RECORDED DATA start

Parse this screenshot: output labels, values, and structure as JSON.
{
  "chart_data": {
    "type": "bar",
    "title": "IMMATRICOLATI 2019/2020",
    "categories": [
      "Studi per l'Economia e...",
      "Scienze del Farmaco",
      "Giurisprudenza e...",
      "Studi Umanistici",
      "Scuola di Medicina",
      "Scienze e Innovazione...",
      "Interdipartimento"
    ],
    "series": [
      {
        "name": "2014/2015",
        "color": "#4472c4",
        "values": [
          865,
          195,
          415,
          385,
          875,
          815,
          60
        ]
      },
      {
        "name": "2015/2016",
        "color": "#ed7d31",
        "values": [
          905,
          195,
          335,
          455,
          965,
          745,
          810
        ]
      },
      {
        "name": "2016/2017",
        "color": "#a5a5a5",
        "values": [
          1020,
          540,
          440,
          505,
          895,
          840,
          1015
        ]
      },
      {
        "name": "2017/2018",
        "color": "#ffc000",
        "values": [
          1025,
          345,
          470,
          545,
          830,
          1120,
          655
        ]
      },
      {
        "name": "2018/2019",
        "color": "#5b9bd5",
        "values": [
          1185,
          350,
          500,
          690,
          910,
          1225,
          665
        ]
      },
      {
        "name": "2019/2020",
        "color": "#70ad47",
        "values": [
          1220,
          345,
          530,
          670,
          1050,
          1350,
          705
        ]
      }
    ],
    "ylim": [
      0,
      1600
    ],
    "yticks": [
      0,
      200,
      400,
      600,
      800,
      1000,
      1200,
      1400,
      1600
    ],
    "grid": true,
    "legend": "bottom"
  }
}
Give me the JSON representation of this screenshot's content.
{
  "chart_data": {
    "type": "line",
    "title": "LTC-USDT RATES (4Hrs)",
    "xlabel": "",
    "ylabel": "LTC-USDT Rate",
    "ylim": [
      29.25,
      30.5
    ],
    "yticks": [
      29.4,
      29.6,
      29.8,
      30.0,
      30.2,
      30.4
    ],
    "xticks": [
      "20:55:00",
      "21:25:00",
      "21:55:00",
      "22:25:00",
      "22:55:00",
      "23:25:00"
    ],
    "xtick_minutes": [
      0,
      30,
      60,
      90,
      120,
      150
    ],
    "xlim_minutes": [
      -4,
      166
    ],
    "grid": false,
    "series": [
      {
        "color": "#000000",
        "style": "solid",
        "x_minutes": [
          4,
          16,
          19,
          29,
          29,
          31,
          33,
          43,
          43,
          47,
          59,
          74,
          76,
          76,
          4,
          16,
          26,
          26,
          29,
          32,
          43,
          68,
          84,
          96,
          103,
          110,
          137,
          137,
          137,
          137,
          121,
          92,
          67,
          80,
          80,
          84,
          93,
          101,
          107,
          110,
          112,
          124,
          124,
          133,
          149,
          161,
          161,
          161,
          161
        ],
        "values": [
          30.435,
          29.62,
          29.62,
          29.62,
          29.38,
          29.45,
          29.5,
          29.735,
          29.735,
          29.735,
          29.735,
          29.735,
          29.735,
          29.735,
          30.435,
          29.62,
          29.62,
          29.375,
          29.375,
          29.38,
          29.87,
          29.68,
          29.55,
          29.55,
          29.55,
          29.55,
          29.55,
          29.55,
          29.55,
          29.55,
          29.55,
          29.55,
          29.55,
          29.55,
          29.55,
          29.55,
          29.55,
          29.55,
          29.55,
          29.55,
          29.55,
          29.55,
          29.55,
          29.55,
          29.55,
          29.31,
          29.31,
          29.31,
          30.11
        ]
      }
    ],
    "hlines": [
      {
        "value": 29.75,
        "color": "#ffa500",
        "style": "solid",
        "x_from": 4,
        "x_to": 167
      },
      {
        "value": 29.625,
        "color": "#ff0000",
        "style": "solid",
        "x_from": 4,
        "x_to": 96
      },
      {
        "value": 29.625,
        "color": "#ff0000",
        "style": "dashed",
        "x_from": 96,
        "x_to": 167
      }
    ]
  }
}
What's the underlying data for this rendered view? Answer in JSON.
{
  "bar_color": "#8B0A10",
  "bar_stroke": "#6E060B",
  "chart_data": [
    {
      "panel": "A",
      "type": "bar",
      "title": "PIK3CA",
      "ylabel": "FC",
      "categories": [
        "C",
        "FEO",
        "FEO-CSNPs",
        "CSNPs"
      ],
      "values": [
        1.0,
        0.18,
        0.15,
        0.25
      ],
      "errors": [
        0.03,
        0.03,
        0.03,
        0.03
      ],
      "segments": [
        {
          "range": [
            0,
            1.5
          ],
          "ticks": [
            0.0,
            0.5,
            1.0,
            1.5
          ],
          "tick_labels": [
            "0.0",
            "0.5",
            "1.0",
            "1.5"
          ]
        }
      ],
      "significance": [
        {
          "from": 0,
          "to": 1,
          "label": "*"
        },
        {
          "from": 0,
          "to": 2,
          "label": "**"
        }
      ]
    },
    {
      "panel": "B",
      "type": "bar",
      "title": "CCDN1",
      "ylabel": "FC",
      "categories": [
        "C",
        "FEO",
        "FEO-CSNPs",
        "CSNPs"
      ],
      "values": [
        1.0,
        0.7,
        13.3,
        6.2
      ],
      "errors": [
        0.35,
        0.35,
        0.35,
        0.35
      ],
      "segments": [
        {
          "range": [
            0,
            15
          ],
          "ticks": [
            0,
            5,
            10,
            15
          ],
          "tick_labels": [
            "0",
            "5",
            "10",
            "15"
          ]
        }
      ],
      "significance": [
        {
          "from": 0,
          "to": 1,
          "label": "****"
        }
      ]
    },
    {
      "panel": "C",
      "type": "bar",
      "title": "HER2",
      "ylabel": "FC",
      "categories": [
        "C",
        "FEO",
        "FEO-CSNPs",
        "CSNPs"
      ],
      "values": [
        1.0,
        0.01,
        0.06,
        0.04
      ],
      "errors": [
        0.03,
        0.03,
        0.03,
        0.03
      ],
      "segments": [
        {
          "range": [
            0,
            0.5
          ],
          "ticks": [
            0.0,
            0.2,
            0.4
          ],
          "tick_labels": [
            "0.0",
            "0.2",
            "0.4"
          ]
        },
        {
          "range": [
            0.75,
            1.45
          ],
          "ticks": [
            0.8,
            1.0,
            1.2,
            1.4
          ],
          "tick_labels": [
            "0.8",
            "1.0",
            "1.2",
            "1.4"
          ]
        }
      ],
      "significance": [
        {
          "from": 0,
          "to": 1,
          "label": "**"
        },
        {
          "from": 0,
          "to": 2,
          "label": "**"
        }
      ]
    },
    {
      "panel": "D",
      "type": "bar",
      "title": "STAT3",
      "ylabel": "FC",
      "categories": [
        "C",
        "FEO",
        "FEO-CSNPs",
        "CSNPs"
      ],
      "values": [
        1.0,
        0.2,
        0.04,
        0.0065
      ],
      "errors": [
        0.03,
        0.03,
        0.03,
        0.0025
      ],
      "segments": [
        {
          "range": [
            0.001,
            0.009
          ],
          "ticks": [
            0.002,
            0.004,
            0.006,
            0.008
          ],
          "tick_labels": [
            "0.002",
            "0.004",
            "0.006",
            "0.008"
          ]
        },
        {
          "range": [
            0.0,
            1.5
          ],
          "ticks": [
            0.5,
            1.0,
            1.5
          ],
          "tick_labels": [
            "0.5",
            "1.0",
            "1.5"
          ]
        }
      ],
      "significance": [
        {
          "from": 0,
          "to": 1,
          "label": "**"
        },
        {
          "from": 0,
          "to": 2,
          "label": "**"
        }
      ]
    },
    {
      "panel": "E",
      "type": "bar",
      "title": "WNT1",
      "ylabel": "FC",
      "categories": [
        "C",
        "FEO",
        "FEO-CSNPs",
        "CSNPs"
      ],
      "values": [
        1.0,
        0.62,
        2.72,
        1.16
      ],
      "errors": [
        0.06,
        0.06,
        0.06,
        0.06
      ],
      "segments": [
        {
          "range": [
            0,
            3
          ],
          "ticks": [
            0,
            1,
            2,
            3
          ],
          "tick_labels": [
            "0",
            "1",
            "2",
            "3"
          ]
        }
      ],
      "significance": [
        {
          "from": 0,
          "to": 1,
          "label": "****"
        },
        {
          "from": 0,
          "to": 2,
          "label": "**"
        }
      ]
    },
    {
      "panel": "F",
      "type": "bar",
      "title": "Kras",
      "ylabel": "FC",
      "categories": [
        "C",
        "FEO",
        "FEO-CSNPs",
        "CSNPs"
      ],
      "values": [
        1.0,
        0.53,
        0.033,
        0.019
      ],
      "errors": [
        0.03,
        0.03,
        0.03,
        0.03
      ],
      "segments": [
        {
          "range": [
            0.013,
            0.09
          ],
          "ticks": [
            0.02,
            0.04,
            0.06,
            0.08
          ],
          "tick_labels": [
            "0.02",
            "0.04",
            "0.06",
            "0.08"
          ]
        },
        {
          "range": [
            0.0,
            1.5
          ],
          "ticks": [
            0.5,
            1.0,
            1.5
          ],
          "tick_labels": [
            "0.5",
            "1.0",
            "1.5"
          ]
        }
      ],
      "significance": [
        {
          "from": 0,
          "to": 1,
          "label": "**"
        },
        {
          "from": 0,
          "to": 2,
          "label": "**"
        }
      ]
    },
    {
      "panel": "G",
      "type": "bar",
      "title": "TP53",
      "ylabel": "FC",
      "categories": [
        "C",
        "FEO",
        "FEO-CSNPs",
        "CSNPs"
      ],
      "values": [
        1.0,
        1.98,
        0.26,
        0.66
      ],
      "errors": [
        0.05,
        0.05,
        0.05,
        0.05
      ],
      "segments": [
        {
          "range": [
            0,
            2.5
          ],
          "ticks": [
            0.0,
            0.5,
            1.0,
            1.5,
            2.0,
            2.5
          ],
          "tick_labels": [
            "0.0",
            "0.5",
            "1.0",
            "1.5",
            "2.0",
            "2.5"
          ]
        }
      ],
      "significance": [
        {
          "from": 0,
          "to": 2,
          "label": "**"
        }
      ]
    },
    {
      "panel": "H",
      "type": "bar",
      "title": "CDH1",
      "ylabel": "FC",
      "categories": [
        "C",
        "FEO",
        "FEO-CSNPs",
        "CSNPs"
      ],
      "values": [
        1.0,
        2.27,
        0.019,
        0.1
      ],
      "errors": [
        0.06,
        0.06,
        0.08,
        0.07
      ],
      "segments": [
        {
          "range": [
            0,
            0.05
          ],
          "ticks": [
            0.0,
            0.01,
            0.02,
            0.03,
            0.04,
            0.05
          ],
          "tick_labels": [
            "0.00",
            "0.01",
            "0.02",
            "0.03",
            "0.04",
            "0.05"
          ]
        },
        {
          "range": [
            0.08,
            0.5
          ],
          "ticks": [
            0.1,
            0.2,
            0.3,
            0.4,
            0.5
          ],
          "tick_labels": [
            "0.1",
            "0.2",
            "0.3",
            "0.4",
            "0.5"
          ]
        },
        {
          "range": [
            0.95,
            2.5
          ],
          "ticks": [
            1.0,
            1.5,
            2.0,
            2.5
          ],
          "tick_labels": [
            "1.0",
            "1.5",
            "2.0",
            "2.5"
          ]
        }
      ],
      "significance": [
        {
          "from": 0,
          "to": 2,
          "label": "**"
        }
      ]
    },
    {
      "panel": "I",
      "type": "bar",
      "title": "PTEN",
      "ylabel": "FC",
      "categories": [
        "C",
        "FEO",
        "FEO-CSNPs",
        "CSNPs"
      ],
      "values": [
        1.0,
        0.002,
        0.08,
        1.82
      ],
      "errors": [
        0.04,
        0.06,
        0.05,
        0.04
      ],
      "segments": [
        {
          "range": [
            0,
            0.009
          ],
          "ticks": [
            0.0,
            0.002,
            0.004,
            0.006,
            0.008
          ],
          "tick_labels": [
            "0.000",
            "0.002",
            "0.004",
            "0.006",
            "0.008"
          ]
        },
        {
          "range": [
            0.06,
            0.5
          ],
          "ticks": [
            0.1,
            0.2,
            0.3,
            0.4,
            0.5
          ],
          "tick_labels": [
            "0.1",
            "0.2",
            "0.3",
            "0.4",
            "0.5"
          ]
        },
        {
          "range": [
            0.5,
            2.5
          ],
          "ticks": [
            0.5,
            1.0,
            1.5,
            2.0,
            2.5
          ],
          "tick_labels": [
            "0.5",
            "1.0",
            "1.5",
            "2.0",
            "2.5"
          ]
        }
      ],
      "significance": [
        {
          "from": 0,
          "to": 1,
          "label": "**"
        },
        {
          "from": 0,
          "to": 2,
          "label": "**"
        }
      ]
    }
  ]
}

RECORDED DATA end

All lines of the data above that include the word "JSON" must be shown.

## TASK RESPONSE
Parse this screenshot: output labels, values, and structure as JSON.
Give me the JSON representation of this screenshot's content.
What's the underlying data for this rendered view? Answer in JSON.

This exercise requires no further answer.